How many lines in these records hold the string "title"? State only that number.

[Data excerpts]
╔══
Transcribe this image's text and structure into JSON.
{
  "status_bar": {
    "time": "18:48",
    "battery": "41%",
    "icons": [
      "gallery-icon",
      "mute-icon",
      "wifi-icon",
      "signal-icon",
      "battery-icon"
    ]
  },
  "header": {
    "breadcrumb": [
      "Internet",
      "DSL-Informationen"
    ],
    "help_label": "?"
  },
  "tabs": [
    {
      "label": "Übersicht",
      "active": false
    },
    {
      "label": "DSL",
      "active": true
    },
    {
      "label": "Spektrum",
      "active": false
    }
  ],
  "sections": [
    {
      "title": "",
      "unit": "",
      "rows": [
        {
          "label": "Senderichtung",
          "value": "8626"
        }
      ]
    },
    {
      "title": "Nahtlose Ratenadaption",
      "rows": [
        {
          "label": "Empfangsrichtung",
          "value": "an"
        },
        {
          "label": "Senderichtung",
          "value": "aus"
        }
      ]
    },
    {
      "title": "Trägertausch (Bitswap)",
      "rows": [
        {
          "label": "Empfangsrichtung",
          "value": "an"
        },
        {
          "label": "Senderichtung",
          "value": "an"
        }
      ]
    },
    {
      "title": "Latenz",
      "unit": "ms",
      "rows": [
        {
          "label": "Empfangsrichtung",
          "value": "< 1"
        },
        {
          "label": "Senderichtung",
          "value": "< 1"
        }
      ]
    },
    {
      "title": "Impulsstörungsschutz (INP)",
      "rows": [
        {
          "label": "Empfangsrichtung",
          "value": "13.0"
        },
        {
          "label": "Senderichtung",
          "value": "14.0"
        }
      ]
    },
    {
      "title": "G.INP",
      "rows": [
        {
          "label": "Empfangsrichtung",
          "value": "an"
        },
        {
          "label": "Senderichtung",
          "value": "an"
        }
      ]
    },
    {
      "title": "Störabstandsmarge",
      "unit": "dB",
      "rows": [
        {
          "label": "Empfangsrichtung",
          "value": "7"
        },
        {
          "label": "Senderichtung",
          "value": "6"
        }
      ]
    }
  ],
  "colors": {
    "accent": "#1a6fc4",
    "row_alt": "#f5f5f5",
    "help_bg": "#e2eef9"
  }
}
╚══
## ANSWER IN FULL
7